Output the material beneath this task exactly, images excluded.

--- Start of TASK MATERIAL ---

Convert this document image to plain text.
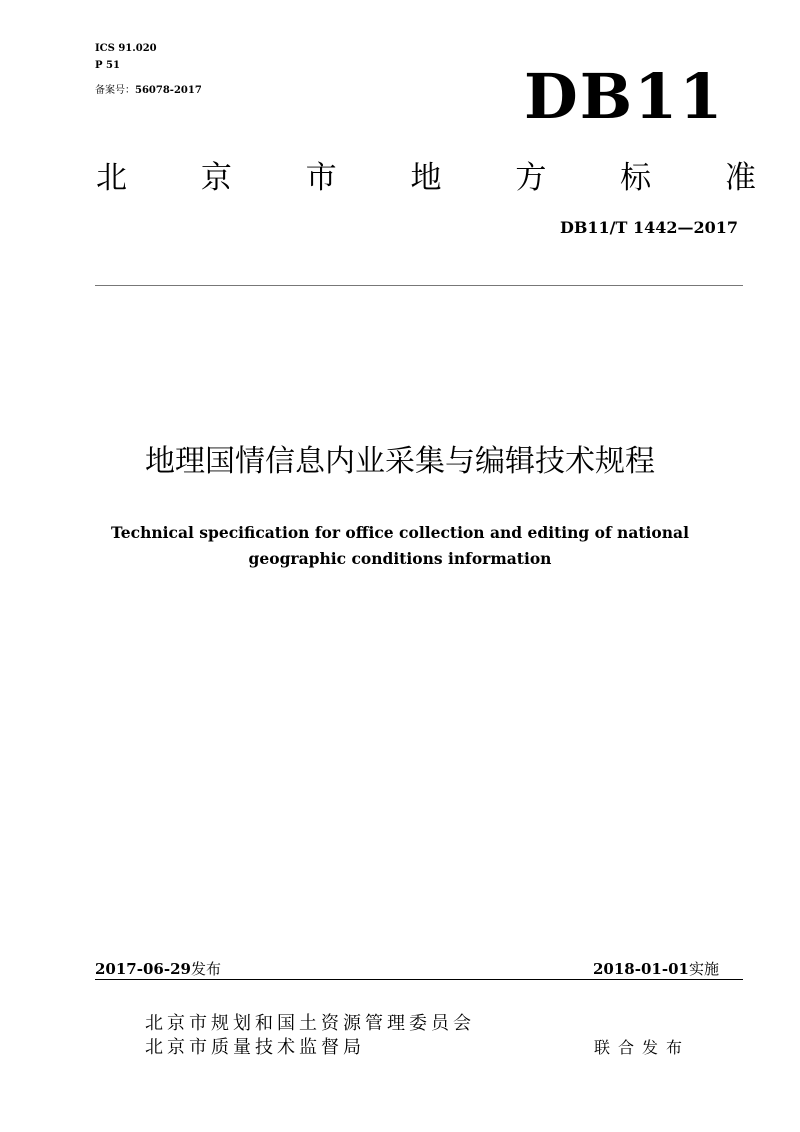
ICS 91.020
P 51
备案号：56078-2017	DB11
北 京 市 地 方 标 准
DB11/T 1442—2017
地理国情信息内业采集与编辑技术规程
Technical specification for office collection and editing of national
geographic conditions information
2017-06-29发布	2018-01-01实施
北京市规划和国土资源管理委员会
北京市质量技术监督局	联合发布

--- End of TASK MATERIAL ---

RESPONSE FOR THIS EXERCISE
Convert this document image to plain text.
ICS 91.020
P 51
备案号：56078-2017	DB11
北 京 市 地 方 标 准
DB11/T 1442—2017
地理国情信息内业采集与编辑技术规程
Technical specification for office collection and editing of national
geographic conditions information
2017-06-29发布	2018-01-01实施
北京市规划和国土资源管理委员会
北京市质量技术监督局	联合发布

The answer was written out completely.